▽

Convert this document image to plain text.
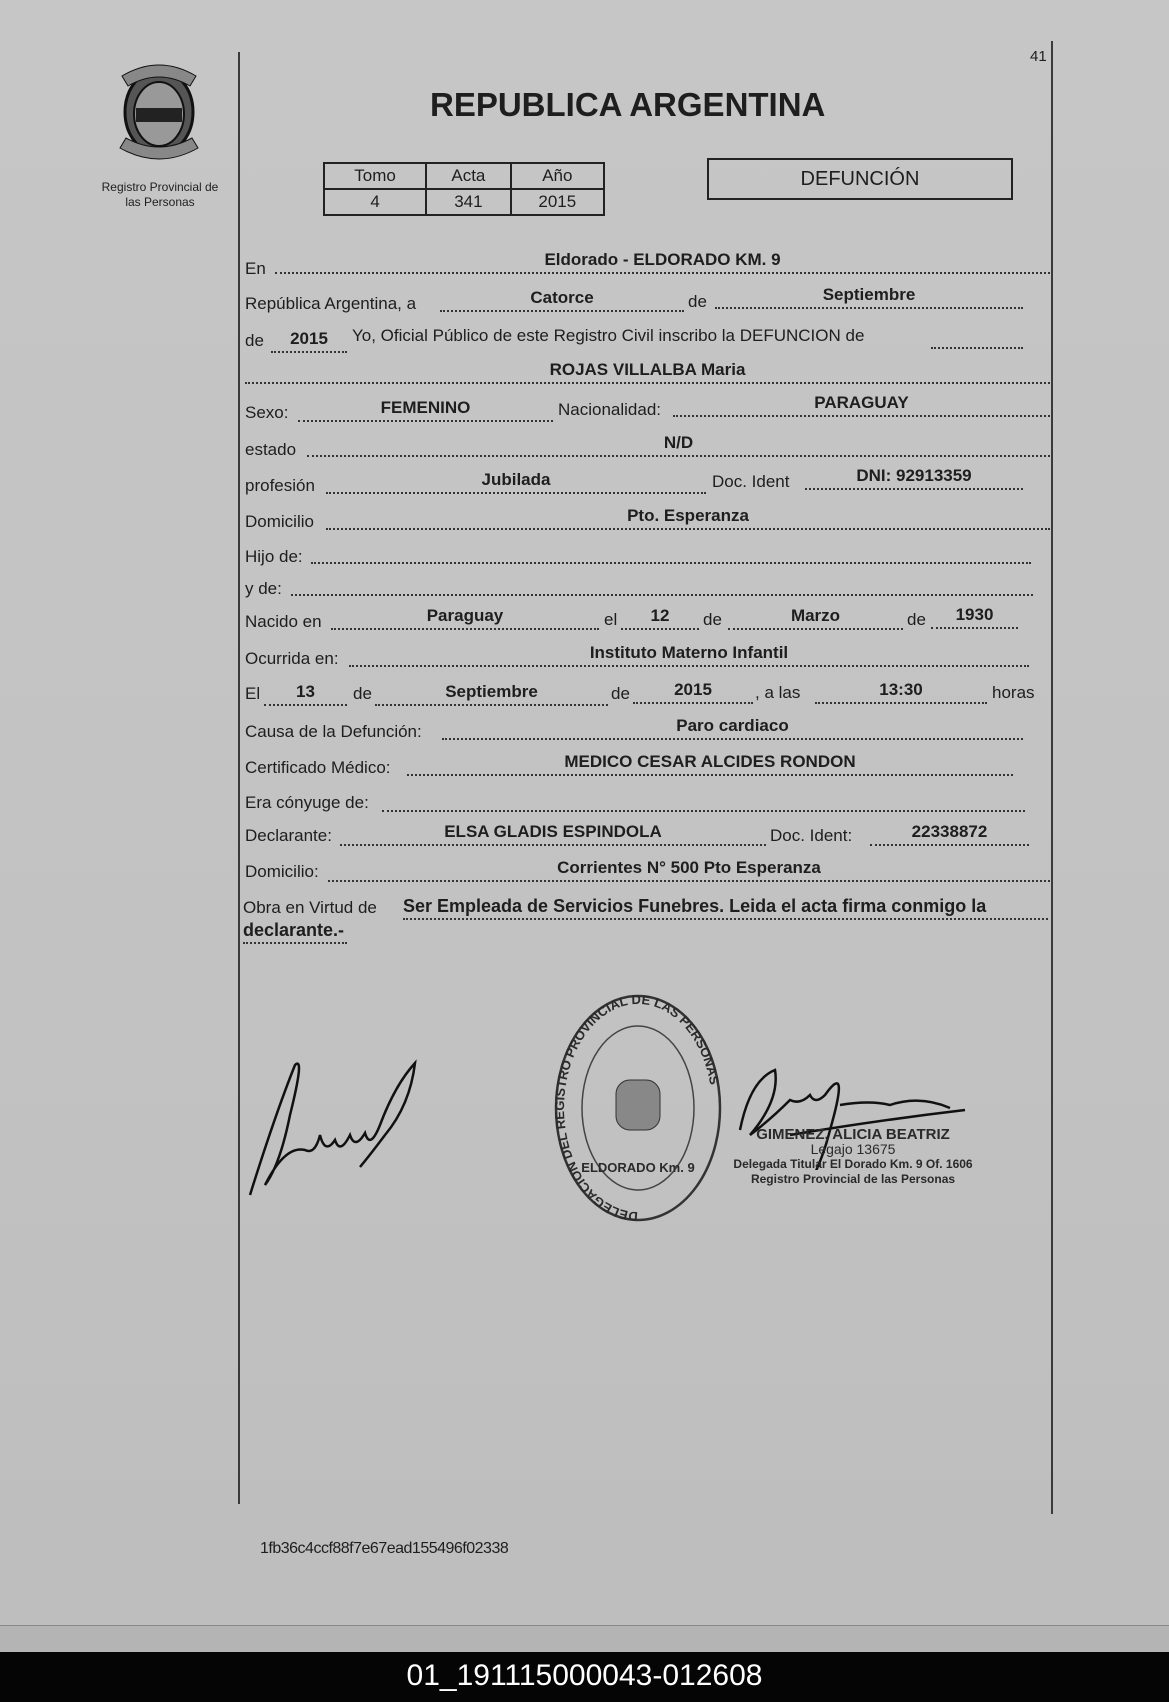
41
Registro Provincial de
las Personas
REPUBLICA ARGENTINA
Tomo	Acta	Año
4	341	2015
DEFUNCIÓN
En	Eldorado - ELDORADO KM. 9
República Argentina, a	Catorce	de	Septiembre
de	2015	Yo, Oficial Público de este Registro Civil inscribo la DEFUNCION de
ROJAS VILLALBA Maria
Sexo:	FEMENINO	Nacionalidad:	PARAGUAY
estado	N/D
profesión	Jubilada	Doc. Ident	DNI: 92913359
Domicilio	Pto. Esperanza
Hijo de:
y de:
Nacido en	Paraguay	el	12	de	Marzo	de	1930
Ocurrida en:	Instituto Materno Infantil
El	13	de	Septiembre	de	2015	, a las	13:30	horas
Causa de la Defunción:	Paro cardiaco
Certificado Médico:	MEDICO CESAR ALCIDES RONDON
Era cónyuge de:
Declarante:	ELSA GLADIS ESPINDOLA	Doc. Ident:	22338872
Domicilio:	Corrientes N° 500 Pto Esperanza
Obra en Virtud de Ser Empleada de Servicios Funebres. Leida el acta firma conmigo la
declarante.-
DELEGACION DEL REGISTRO PROVINCIAL DE LAS PERSONAS
ELDORADO Km. 9
GIMENEZ, ALICIA BEATRIZ
Legajo 13675
Delegada Titular El Dorado Km. 9 Of. 1606
Registro Provincial de las Personas
1fb36c4ccf88f7e67ead155496f02338
01_191115000043-012608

△

Quote the entries above word for word. Leave the images out.

_Solved exercise:_
Convert this document image to plain text.
41
Registro Provincial de
las Personas
REPUBLICA ARGENTINA
Tomo	Acta	Año
4	341	2015
DEFUNCIÓN
En	Eldorado - ELDORADO KM. 9
República Argentina, a	Catorce	de	Septiembre
de	2015	Yo, Oficial Público de este Registro Civil inscribo la DEFUNCION de
ROJAS VILLALBA Maria
Sexo:	FEMENINO	Nacionalidad:	PARAGUAY
estado	N/D
profesión	Jubilada	Doc. Ident	DNI: 92913359
Domicilio	Pto. Esperanza
Hijo de:
y de:
Nacido en	Paraguay	el	12	de	Marzo	de	1930
Ocurrida en:	Instituto Materno Infantil
El	13	de	Septiembre	de	2015	, a las	13:30	horas
Causa de la Defunción:	Paro cardiaco
Certificado Médico:	MEDICO CESAR ALCIDES RONDON
Era cónyuge de:
Declarante:	ELSA GLADIS ESPINDOLA	Doc. Ident:	22338872
Domicilio:	Corrientes N° 500 Pto Esperanza
Obra en Virtud de Ser Empleada de Servicios Funebres. Leida el acta firma conmigo la
declarante.-
DELEGACION DEL REGISTRO PROVINCIAL DE LAS PERSONAS
ELDORADO Km. 9
GIMENEZ, ALICIA BEATRIZ
Legajo 13675
Delegada Titular El Dorado Km. 9 Of. 1606
Registro Provincial de las Personas
1fb36c4ccf88f7e67ead155496f02338
01_191115000043-012608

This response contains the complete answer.